# Start of Entries shown

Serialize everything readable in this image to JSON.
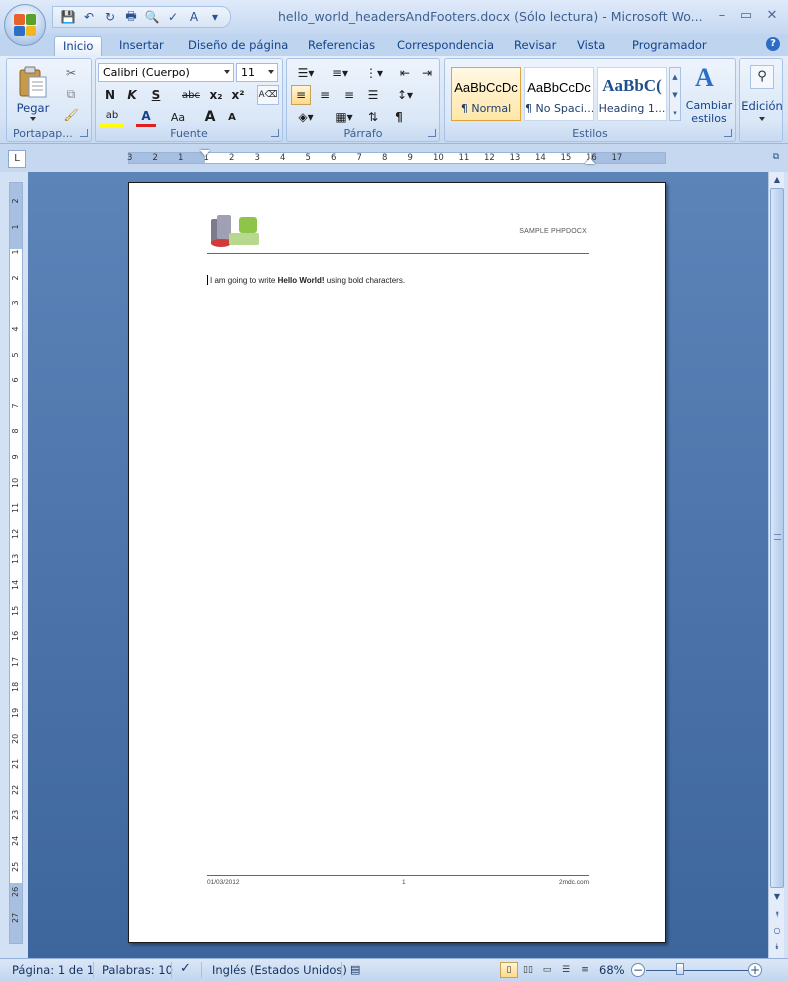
{
  "window": {
    "title": "hello_world_headersAndFooters.docx (Sólo lectura) - Microsoft Wo...",
    "minimize_glyph": "–",
    "maximize_glyph": "▭",
    "close_glyph": "✕"
  },
  "quick_access": [
    {
      "name": "save-icon",
      "glyph": "💾"
    },
    {
      "name": "undo-icon",
      "glyph": "↶"
    },
    {
      "name": "redo-icon",
      "glyph": "↻"
    },
    {
      "name": "print-icon",
      "glyph": "🖶"
    },
    {
      "name": "print-preview-icon",
      "glyph": "🔍"
    },
    {
      "name": "spelling-icon",
      "glyph": "✓"
    },
    {
      "name": "text-style-icon",
      "glyph": "A"
    },
    {
      "name": "customize-icon",
      "glyph": "▾"
    }
  ],
  "tabs": [
    {
      "label": "Inicio",
      "active": true
    },
    {
      "label": "Insertar"
    },
    {
      "label": "Diseño de página"
    },
    {
      "label": "Referencias"
    },
    {
      "label": "Correspondencia"
    },
    {
      "label": "Revisar"
    },
    {
      "label": "Vista"
    },
    {
      "label": "Programador"
    }
  ],
  "ribbon": {
    "clipboard": {
      "label": "Portapap...",
      "paste_label": "Pegar"
    },
    "font": {
      "label": "Fuente",
      "font_name": "Calibri (Cuerpo)",
      "font_size": "11",
      "bold": "N",
      "italic": "K",
      "underline": "S",
      "strike": "abc",
      "subscript": "x₂",
      "superscript": "x²",
      "change_case": "Aa",
      "grow": "A",
      "shrink": "A",
      "highlight": "ab",
      "font_color": "A"
    },
    "paragraph": {
      "label": "Párrafo",
      "pilcrow": "¶"
    },
    "styles": {
      "label": "Estilos",
      "items": [
        {
          "sample": "AaBbCcDc",
          "name": "¶ Normal",
          "selected": true
        },
        {
          "sample": "AaBbCcDc",
          "name": "¶ No Spaci..."
        },
        {
          "sample": "AaBbC(",
          "name": "Heading 1..."
        }
      ],
      "change_styles_line1": "Cambiar",
      "change_styles_line2": "estilos"
    },
    "editing": {
      "label": "Edición"
    }
  },
  "ruler": {
    "h_numbers": [
      "3",
      "2",
      "1",
      "1",
      "2",
      "3",
      "4",
      "5",
      "6",
      "7",
      "8",
      "9",
      "10",
      "11",
      "12",
      "13",
      "14",
      "15",
      "16",
      "17"
    ],
    "v_numbers": [
      "2",
      "1",
      "1",
      "2",
      "3",
      "4",
      "5",
      "6",
      "7",
      "8",
      "9",
      "10",
      "11",
      "12",
      "13",
      "14",
      "15",
      "16",
      "17",
      "18",
      "19",
      "20",
      "21",
      "22",
      "23",
      "24",
      "25",
      "26",
      "27"
    ]
  },
  "document": {
    "header_text": "SAMPLE PHPDOCX",
    "body_prefix": "I am going to write ",
    "body_bold": "Hello World!",
    "body_suffix": " using bold  characters.",
    "footer_left": "01/03/2012",
    "footer_center": "1",
    "footer_right": "2mdc.com"
  },
  "status": {
    "page": "Página: 1 de 1",
    "words": "Palabras: 10",
    "language": "Inglés (Estados Unidos)",
    "zoom": "68%"
  },
  "colors": {
    "accent": "#15428b",
    "doc_background": "#4a72a8",
    "selected_style": "#ffe7a8"
  }
}
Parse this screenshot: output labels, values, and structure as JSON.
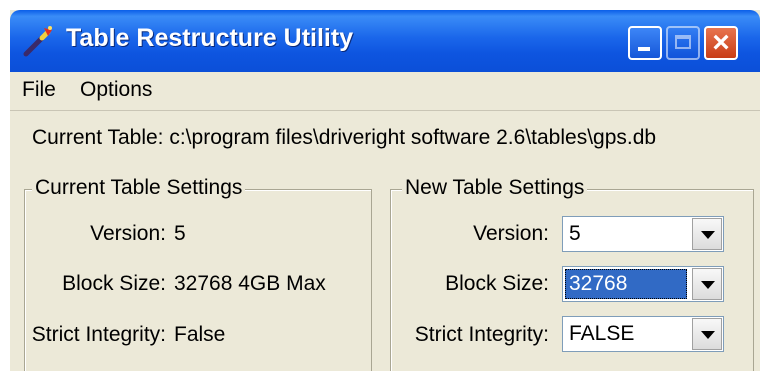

# End of Entries shown

Challenge:
For each line of the entries that includes "icon", show that line.

Expected answer:
      "name": "save-icon",
      "name": "undo-icon",
      "name": "redo-icon",
      "name": "print-icon",
      "name": "print-preview-icon",
      "name": "spelling-icon",
      "name": "text-style-icon",
      "name": "customize-icon",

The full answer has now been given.